• What you need to do
(A) In the Q&A about Scala's Either, translate this sentence into Spanish: "Post Scala 2.12, Either is right-biased, which means that Right is assumed to be the default case to operate on."
(B) According to the Q&A about Scala's Either, starting with which Scala version is Either#orElse available?
(C) From the Q&A about Scala's Either, please print the passage from "This way you" up to and including "the Either API.".

• Passage provided
*****

Question

What is idiomatic way to work with Either's in Scala? For example when using Option I can use orElse method to get next optional value if current is None. But how to work with Either in same way? I didn't find method like orElse to chain Either's (and I understand that it's not good idea to have such method because we lost the Left value)

Edit: In fact I have a sequence of if-elseif-elseif-else expressions each returning Right or Left. And I want to refactor my code so it become "more functional". So I can replace it with firstOption orElse secondOption orElse... if it were Option, but how to use here Either?

Was it helpful?

Solution

Well there has been a very long discussion on this. Currently as you said Either is unbiased (i.e. Left and Right are treated as same). Hence one does not know what to do if orElse is called? Making it Right biased would had solved the problem (As Tony Morris puts it, it was a mistake)

So some hacks are: Using LeftProjection or RightProjection. Right Projection has utility functions map, flatMap, filter etc)

val a:Either[String, Int]
val b:Either[String, Int]

for{
x <- a.right //returns a RightProjection of a
y <- b.right
} yield (a,b)

Or a.right.getOrElse(b.right). One more solution would be as suggested here:

object Implicits {
    implicit def rightBiasEither[A, B](e: Either[A, B]): Either.RightProjection[A, B] = e.right
  }

import Implicits._
a.getOrElse(b).getOrElse(c)

This way you can keep using it as monad.


Update:

Post Scala 2.12, Either is right-biased, which means that Right is assumed to be the default case to operate on. If it is Left, operations like map and flatMap return the Left value unchanged:

 def doubled(i: Int) = i * 2
 Right(42).map(doubled) // Right(84)
 Left(42).map(doubled)  // Left(42)

You can read more on the Either API.

OTHER TIPS

Starting Scala 2.13, Either#orElse has been made available, (after Either being made right-biased in Scala 2.12):

Right(1) orElse Left(2) // Right(1)
Left(1) orElse Left(2)  // Left(2)
Left(1) orElse Left(2) orElse Right(3) // Right(3)

the most closest :

Left(1).left.flatMap(_=>Left(2)).left.flatMap(_=>Left(3))
res22: Either[Int, Nothing] = Left(3)

Right(1).left.flatMap(_=>Left(2)).left.flatMap(_=>Left(3))
res23: Either[Int, Int] = Right(1)

Use Try if you are dealing with Throwable:

either1.toTry orElse either2.toTry

Yes , in my opinion , the lack of orElse is inconsistency since Either now at 2.12 is right-biased and there's getOrElse method.

*****

Document structure recognition data

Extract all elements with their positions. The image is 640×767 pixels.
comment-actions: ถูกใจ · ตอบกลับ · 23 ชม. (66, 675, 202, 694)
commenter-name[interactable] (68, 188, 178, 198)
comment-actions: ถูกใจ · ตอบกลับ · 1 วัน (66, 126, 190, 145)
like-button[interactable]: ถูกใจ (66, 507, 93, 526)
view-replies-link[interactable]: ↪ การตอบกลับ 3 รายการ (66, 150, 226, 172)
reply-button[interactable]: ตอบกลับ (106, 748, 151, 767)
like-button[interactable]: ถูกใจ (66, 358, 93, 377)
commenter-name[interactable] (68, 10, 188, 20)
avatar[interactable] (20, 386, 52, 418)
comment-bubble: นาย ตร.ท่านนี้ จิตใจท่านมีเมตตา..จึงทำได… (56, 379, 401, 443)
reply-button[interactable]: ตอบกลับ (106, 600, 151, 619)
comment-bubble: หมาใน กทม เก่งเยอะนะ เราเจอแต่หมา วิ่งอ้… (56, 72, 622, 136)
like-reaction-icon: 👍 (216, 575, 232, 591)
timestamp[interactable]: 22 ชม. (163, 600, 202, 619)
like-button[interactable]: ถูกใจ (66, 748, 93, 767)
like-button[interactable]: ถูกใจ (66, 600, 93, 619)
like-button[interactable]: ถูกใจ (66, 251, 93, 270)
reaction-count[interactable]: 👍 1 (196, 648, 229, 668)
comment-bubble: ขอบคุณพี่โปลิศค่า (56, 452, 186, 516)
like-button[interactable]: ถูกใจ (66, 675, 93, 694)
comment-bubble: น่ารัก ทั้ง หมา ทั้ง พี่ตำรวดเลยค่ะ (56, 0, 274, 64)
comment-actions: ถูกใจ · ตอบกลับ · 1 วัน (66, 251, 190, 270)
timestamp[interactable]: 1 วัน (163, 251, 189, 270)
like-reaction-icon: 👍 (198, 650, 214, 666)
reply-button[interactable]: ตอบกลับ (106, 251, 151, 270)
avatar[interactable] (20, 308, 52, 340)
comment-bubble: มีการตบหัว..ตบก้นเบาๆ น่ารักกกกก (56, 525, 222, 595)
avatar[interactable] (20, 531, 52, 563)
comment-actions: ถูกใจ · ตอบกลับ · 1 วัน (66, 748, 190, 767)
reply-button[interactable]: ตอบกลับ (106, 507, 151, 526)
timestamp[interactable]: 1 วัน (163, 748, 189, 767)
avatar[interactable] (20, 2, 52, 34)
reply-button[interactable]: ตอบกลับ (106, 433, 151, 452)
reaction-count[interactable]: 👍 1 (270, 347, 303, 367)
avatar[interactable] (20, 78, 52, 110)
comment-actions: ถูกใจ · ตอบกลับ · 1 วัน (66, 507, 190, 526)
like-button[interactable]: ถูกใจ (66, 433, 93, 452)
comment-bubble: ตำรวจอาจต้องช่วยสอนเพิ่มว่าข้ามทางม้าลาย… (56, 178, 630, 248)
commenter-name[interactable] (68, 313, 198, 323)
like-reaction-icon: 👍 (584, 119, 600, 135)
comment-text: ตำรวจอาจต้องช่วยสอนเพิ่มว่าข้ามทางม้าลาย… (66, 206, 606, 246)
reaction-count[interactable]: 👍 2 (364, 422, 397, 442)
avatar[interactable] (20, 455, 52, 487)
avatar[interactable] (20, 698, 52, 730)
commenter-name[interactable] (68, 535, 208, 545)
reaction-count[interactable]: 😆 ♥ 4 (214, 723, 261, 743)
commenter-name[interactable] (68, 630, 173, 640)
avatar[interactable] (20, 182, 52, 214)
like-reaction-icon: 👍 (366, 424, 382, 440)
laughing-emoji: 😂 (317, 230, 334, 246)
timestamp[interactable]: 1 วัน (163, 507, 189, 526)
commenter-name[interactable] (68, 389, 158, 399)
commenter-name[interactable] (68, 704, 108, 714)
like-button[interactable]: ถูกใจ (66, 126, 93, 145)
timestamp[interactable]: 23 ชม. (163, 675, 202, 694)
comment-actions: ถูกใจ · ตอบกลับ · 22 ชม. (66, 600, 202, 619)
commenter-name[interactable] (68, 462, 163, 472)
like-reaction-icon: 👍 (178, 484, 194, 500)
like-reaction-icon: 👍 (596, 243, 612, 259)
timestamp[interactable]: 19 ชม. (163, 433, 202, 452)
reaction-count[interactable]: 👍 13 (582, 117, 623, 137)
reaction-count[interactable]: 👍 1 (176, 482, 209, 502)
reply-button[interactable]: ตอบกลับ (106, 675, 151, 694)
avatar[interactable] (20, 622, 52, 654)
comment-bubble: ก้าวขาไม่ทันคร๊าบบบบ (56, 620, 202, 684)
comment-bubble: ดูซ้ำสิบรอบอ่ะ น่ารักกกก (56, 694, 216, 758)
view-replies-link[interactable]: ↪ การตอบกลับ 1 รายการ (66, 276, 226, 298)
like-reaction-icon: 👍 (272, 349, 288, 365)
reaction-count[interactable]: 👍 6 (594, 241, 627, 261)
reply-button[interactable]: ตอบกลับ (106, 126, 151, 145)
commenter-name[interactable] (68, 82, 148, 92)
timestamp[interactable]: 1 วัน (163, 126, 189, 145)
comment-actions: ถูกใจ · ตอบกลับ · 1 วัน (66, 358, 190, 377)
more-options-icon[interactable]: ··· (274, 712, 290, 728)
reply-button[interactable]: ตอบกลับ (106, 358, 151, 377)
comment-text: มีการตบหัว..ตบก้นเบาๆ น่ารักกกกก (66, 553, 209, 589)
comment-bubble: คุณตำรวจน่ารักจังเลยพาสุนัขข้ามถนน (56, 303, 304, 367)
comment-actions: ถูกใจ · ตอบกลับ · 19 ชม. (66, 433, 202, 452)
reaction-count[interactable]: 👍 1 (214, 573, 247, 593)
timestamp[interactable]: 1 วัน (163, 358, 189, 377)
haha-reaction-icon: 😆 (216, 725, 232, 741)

*****

• Solutions for each task
(A) A partir de Scala 2.12, Either está sesgado a la derecha, lo que significa que se asume que Right es el caso predeterminado sobre el que operar.

(B) Scala 2.13.

(C)
This way you can keep using it as monad.


Update:

Post Scala 2.12, Either is right-biased, which means that Right is assumed to be the default case to operate on. If it is Left, operations like map and flatMap return the Left value unchanged:

 def doubled(i: Int) = i * 2
 Right(42).map(doubled) // Right(84)
 Left(42).map(doubled)  // Left(42)

You can read more on the Either API.